■ PROBLEM DETAILS: Hunt for the word "suivante" across the entries below, copying each line that holds it.

■ DATA TO PROCESS:
[Start]
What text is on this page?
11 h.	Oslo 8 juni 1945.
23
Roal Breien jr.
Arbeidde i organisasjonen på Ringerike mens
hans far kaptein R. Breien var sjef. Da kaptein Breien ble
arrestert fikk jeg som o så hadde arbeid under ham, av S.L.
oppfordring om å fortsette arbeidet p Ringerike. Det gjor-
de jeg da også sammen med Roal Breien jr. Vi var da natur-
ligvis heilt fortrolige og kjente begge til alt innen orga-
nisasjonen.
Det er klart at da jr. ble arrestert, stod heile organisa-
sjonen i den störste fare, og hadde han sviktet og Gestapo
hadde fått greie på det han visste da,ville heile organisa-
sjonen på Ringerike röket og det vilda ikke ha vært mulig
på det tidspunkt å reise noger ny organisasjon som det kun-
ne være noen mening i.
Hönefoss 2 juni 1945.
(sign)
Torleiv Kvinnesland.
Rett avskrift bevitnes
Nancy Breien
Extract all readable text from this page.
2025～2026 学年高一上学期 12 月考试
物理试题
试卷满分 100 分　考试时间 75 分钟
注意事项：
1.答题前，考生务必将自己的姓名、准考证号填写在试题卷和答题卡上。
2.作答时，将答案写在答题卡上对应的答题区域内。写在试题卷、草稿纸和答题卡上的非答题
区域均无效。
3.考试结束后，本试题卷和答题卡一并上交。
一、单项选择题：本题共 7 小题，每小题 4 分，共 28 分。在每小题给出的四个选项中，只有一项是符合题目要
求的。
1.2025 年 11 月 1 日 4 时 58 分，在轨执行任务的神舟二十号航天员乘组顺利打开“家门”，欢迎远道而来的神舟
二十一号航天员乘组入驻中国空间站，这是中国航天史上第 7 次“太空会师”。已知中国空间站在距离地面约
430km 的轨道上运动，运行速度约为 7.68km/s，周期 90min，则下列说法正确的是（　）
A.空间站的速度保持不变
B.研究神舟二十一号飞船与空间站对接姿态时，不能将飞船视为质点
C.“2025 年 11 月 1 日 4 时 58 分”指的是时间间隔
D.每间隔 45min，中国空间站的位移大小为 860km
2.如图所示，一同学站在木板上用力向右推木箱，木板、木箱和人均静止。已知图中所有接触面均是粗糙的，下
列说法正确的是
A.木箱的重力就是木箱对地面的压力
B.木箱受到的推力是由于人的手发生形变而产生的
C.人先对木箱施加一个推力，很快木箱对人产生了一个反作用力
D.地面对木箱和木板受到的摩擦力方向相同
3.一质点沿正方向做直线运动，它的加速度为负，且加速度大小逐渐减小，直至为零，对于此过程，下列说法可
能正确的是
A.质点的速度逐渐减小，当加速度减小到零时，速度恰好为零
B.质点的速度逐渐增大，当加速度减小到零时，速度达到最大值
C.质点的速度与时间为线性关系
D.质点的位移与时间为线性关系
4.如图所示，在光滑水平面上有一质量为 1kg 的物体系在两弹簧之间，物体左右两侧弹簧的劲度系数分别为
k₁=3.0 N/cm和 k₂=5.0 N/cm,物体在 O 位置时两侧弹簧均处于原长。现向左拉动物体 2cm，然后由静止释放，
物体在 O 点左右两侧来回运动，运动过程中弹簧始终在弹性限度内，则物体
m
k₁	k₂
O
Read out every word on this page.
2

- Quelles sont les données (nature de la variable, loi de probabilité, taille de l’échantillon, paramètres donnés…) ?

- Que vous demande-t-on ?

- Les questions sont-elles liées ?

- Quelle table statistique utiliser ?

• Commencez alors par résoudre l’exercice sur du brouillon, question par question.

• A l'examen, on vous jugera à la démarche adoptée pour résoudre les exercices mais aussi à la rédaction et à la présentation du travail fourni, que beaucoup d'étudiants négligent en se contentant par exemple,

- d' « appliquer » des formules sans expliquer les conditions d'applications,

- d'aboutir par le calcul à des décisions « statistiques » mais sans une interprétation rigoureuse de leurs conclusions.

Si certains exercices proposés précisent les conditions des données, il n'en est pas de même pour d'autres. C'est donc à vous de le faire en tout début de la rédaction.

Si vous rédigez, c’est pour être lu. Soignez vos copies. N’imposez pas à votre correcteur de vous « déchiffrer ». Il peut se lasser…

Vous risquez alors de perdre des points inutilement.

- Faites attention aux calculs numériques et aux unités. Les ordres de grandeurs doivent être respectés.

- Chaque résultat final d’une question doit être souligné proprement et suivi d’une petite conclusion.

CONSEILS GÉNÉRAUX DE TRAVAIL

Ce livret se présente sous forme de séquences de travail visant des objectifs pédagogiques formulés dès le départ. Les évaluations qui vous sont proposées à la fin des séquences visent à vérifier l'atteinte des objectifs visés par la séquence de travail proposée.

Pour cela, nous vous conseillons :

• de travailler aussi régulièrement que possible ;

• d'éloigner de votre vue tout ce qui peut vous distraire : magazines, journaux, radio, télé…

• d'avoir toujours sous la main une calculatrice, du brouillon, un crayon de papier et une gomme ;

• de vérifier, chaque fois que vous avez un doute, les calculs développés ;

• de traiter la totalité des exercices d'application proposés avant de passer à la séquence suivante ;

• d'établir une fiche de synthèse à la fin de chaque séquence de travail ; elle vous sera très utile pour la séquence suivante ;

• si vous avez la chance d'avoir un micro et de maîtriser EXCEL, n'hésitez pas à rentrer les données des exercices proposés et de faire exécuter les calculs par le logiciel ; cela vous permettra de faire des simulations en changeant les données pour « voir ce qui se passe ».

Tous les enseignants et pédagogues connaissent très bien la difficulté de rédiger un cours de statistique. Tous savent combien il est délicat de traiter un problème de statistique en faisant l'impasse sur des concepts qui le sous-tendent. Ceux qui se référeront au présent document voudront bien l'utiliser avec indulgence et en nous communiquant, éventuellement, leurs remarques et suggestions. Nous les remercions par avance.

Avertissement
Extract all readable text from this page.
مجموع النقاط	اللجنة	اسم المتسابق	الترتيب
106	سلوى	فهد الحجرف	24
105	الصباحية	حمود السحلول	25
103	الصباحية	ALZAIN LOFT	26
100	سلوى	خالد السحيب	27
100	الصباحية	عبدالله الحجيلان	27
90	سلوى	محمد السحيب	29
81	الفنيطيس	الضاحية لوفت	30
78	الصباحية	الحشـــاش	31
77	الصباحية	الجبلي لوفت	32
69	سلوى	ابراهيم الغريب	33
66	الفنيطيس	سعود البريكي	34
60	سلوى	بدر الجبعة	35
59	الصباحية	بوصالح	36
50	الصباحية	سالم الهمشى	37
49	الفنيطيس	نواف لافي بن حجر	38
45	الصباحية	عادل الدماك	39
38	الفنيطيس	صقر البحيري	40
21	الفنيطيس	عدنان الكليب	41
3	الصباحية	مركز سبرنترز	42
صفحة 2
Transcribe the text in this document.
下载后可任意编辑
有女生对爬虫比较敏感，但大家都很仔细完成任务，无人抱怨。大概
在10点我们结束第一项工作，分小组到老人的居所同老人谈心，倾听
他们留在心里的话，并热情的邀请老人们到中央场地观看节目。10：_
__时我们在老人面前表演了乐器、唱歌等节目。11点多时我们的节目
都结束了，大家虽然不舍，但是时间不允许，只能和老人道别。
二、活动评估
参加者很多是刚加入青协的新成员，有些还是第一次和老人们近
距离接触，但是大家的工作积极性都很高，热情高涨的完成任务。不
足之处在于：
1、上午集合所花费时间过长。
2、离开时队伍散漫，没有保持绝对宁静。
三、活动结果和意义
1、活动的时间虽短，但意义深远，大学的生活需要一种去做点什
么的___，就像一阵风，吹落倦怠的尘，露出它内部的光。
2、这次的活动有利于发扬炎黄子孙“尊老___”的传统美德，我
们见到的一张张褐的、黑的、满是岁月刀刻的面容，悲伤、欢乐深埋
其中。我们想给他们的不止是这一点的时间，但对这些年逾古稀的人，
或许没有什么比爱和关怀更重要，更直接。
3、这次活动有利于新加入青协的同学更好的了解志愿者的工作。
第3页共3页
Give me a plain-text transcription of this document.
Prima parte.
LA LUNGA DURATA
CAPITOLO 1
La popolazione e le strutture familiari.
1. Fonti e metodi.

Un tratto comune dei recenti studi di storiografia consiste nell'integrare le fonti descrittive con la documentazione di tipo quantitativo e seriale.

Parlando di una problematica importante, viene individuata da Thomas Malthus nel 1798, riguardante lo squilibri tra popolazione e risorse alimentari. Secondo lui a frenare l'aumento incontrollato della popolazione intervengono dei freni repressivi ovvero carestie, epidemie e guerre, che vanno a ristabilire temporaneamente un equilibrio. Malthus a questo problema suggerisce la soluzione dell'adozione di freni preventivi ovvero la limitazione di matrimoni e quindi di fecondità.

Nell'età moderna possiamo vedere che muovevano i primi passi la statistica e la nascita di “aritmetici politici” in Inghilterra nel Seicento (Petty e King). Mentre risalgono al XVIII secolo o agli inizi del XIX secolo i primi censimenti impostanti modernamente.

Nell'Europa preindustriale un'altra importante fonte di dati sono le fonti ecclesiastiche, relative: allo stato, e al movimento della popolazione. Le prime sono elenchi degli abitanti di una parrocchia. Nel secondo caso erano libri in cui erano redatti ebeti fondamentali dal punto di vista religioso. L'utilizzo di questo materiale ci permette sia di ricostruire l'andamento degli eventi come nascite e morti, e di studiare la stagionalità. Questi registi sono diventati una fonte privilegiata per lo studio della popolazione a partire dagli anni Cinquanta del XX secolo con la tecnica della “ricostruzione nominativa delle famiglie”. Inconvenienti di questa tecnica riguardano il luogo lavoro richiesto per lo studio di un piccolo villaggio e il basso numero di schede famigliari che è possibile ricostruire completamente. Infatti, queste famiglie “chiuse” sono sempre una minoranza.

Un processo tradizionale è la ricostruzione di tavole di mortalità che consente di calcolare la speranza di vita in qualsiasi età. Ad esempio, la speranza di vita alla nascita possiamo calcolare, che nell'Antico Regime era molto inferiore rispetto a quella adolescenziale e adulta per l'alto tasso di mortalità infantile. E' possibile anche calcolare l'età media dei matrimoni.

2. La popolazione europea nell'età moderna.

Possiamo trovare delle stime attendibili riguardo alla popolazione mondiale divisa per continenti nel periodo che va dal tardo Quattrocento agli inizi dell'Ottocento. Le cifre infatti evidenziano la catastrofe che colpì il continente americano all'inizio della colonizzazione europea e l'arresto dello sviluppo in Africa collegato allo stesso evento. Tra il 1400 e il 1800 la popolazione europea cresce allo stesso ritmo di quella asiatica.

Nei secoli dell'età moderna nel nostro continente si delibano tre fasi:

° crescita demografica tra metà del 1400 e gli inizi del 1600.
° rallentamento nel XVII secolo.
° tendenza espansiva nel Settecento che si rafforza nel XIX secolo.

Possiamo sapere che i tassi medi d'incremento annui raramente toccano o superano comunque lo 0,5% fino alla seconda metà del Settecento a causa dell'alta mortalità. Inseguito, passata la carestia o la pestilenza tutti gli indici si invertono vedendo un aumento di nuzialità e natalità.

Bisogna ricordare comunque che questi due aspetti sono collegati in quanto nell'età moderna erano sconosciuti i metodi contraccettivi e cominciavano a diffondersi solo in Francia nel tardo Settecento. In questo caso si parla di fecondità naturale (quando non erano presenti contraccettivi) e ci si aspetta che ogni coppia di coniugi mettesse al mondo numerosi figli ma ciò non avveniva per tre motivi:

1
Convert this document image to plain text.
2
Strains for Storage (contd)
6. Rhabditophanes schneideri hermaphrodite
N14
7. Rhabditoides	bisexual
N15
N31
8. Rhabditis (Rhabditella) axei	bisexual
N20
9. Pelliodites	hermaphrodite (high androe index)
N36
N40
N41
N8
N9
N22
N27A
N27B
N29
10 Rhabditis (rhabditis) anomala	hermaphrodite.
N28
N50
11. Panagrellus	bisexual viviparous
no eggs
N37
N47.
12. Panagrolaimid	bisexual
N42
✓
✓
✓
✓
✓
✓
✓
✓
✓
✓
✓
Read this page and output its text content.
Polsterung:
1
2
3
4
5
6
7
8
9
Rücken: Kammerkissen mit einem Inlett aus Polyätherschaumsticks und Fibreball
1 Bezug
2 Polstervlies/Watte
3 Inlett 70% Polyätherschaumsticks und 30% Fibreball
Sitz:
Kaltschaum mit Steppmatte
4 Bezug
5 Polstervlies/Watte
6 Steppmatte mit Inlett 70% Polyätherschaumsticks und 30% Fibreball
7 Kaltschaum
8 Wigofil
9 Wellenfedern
[End]
■ TASK ANSWER:
• de traiter la totalité des exercices d'application proposés avant de passer à la séquence suivante ;
• d'établir une fiche de synthèse à la fin de chaque séquence de travail ; elle vous sera très utile pour la séquence suivante ;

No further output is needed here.